■ SHORT TASK: Transcribe the records exactly. Pictures do not belong in the transcription.

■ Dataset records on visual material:
/---

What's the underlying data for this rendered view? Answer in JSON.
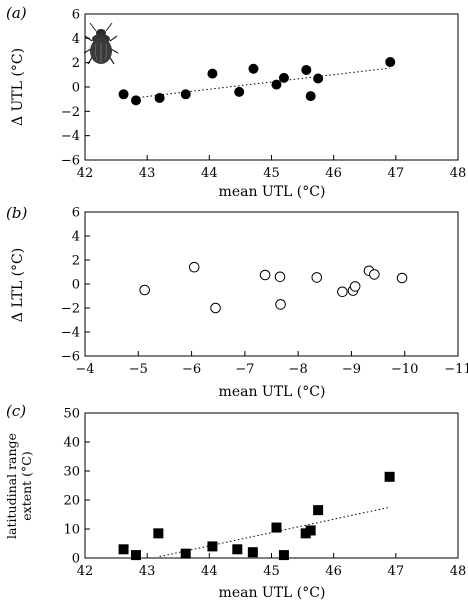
{
  "chart_data": [
    {
      "type": "scatter",
      "panel_label": "(a)",
      "xlabel": "mean UTL (°C)",
      "ylabel": "Δ UTL (°C)",
      "xlim": [
        42,
        48
      ],
      "ylim": [
        -6,
        6
      ],
      "xticks": [
        "42",
        "43",
        "44",
        "45",
        "46",
        "47",
        "48"
      ],
      "yticks": [
        "6",
        "4",
        "2",
        "0",
        "−2",
        "−4",
        "−6"
      ],
      "x_reversed": false,
      "marker": "filled-circle",
      "trendline": "dotted",
      "icon": "beetle-icon",
      "points": [
        {
          "x": 42.62,
          "y": -0.6
        },
        {
          "x": 42.82,
          "y": -1.1
        },
        {
          "x": 43.2,
          "y": -0.9
        },
        {
          "x": 43.62,
          "y": -0.6
        },
        {
          "x": 44.05,
          "y": 1.1
        },
        {
          "x": 44.48,
          "y": -0.4
        },
        {
          "x": 44.71,
          "y": 1.5
        },
        {
          "x": 45.08,
          "y": 0.2
        },
        {
          "x": 45.2,
          "y": 0.75
        },
        {
          "x": 45.56,
          "y": 1.4
        },
        {
          "x": 45.63,
          "y": -0.75
        },
        {
          "x": 45.75,
          "y": 0.7
        },
        {
          "x": 46.91,
          "y": 2.05
        }
      ],
      "trend": {
        "x": [
          42.8,
          46.9
        ],
        "y": [
          -0.9,
          1.55
        ]
      }
    },
    {
      "type": "scatter",
      "panel_label": "(b)",
      "xlabel": "mean UTL (°C)",
      "ylabel": "Δ LTL (°C)",
      "xlim": [
        -4,
        -11
      ],
      "ylim": [
        -6,
        6
      ],
      "xticks": [
        "−4",
        "−5",
        "−6",
        "−7",
        "−8",
        "−9",
        "−10",
        "−11"
      ],
      "yticks": [
        "6",
        "4",
        "2",
        "0",
        "−2",
        "−4",
        "−6"
      ],
      "x_reversed": true,
      "marker": "open-circle",
      "points": [
        {
          "x": -5.12,
          "y": -0.5
        },
        {
          "x": -6.05,
          "y": 1.4
        },
        {
          "x": -6.45,
          "y": -2.0
        },
        {
          "x": -7.38,
          "y": 0.75
        },
        {
          "x": -7.66,
          "y": 0.6
        },
        {
          "x": -7.67,
          "y": -1.7
        },
        {
          "x": -8.35,
          "y": 0.55
        },
        {
          "x": -8.83,
          "y": -0.65
        },
        {
          "x": -9.03,
          "y": -0.55
        },
        {
          "x": -9.07,
          "y": -0.2
        },
        {
          "x": -9.33,
          "y": 1.1
        },
        {
          "x": -9.43,
          "y": 0.8
        },
        {
          "x": -9.95,
          "y": 0.5
        }
      ]
    },
    {
      "type": "scatter",
      "panel_label": "(c)",
      "xlabel": "mean UTL (°C)",
      "ylabel": [
        "latitudinal range",
        "extent (°C)"
      ],
      "xlim": [
        42,
        48
      ],
      "ylim": [
        0,
        50
      ],
      "xticks": [
        "42",
        "43",
        "44",
        "45",
        "46",
        "47",
        "48"
      ],
      "yticks": [
        "50",
        "40",
        "30",
        "20",
        "10",
        "0"
      ],
      "x_reversed": false,
      "marker": "filled-square",
      "trendline": "dotted",
      "points": [
        {
          "x": 42.62,
          "y": 3.0
        },
        {
          "x": 42.82,
          "y": 1.0
        },
        {
          "x": 43.18,
          "y": 8.5
        },
        {
          "x": 43.62,
          "y": 1.5
        },
        {
          "x": 44.05,
          "y": 4.0
        },
        {
          "x": 44.45,
          "y": 3.0
        },
        {
          "x": 44.7,
          "y": 2.0
        },
        {
          "x": 45.08,
          "y": 10.5
        },
        {
          "x": 45.2,
          "y": 1.0
        },
        {
          "x": 45.55,
          "y": 8.5
        },
        {
          "x": 45.63,
          "y": 9.5
        },
        {
          "x": 45.75,
          "y": 16.5
        },
        {
          "x": 46.9,
          "y": 28.0
        }
      ],
      "trend": {
        "x": [
          43.2,
          46.9
        ],
        "y": [
          0.5,
          17.5
        ]
      }
    }
  ]
}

\---

■ FINISHED TASK:
What's the underlying data for this rendered view? Answer in JSON.
{
  "chart_data": [
    {
      "type": "scatter",
      "panel_label": "(a)",
      "xlabel": "mean UTL (°C)",
      "ylabel": "Δ UTL (°C)",
      "xlim": [
        42,
        48
      ],
      "ylim": [
        -6,
        6
      ],
      "xticks": [
        "42",
        "43",
        "44",
        "45",
        "46",
        "47",
        "48"
      ],
      "yticks": [
        "6",
        "4",
        "2",
        "0",
        "−2",
        "−4",
        "−6"
      ],
      "x_reversed": false,
      "marker": "filled-circle",
      "trendline": "dotted",
      "icon": "beetle-icon",
      "points": [
        {
          "x": 42.62,
          "y": -0.6
        },
        {
          "x": 42.82,
          "y": -1.1
        },
        {
          "x": 43.2,
          "y": -0.9
        },
        {
          "x": 43.62,
          "y": -0.6
        },
        {
          "x": 44.05,
          "y": 1.1
        },
        {
          "x": 44.48,
          "y": -0.4
        },
        {
          "x": 44.71,
          "y": 1.5
        },
        {
          "x": 45.08,
          "y": 0.2
        },
        {
          "x": 45.2,
          "y": 0.75
        },
        {
          "x": 45.56,
          "y": 1.4
        },
        {
          "x": 45.63,
          "y": -0.75
        },
        {
          "x": 45.75,
          "y": 0.7
        },
        {
          "x": 46.91,
          "y": 2.05
        }
      ],
      "trend": {
        "x": [
          42.8,
          46.9
        ],
        "y": [
          -0.9,
          1.55
        ]
      }
    },
    {
      "type": "scatter",
      "panel_label": "(b)",
      "xlabel": "mean UTL (°C)",
      "ylabel": "Δ LTL (°C)",
      "xlim": [
        -4,
        -11
      ],
      "ylim": [
        -6,
        6
      ],
      "xticks": [
        "−4",
        "−5",
        "−6",
        "−7",
        "−8",
        "−9",
        "−10",
        "−11"
      ],
      "yticks": [
        "6",
        "4",
        "2",
        "0",
        "−2",
        "−4",
        "−6"
      ],
      "x_reversed": true,
      "marker": "open-circle",
      "points": [
        {
          "x": -5.12,
          "y": -0.5
        },
        {
          "x": -6.05,
          "y": 1.4
        },
        {
          "x": -6.45,
          "y": -2.0
        },
        {
          "x": -7.38,
          "y": 0.75
        },
        {
          "x": -7.66,
          "y": 0.6
        },
        {
          "x": -7.67,
          "y": -1.7
        },
        {
          "x": -8.35,
          "y": 0.55
        },
        {
          "x": -8.83,
          "y": -0.65
        },
        {
          "x": -9.03,
          "y": -0.55
        },
        {
          "x": -9.07,
          "y": -0.2
        },
        {
          "x": -9.33,
          "y": 1.1
        },
        {
          "x": -9.43,
          "y": 0.8
        },
        {
          "x": -9.95,
          "y": 0.5
        }
      ]
    },
    {
      "type": "scatter",
      "panel_label": "(c)",
      "xlabel": "mean UTL (°C)",
      "ylabel": [
        "latitudinal range",
        "extent (°C)"
      ],
      "xlim": [
        42,
        48
      ],
      "ylim": [
        0,
        50
      ],
      "xticks": [
        "42",
        "43",
        "44",
        "45",
        "46",
        "47",
        "48"
      ],
      "yticks": [
        "50",
        "40",
        "30",
        "20",
        "10",
        "0"
      ],
      "x_reversed": false,
      "marker": "filled-square",
      "trendline": "dotted",
      "points": [
        {
          "x": 42.62,
          "y": 3.0
        },
        {
          "x": 42.82,
          "y": 1.0
        },
        {
          "x": 43.18,
          "y": 8.5
        },
        {
          "x": 43.62,
          "y": 1.5
        },
        {
          "x": 44.05,
          "y": 4.0
        },
        {
          "x": 44.45,
          "y": 3.0
        },
        {
          "x": 44.7,
          "y": 2.0
        },
        {
          "x": 45.08,
          "y": 10.5
        },
        {
          "x": 45.2,
          "y": 1.0
        },
        {
          "x": 45.55,
          "y": 8.5
        },
        {
          "x": 45.63,
          "y": 9.5
        },
        {
          "x": 45.75,
          "y": 16.5
        },
        {
          "x": 46.9,
          "y": 28.0
        }
      ],
      "trend": {
        "x": [
          43.2,
          46.9
        ],
        "y": [
          0.5,
          17.5
        ]
      }
    }
  ]
}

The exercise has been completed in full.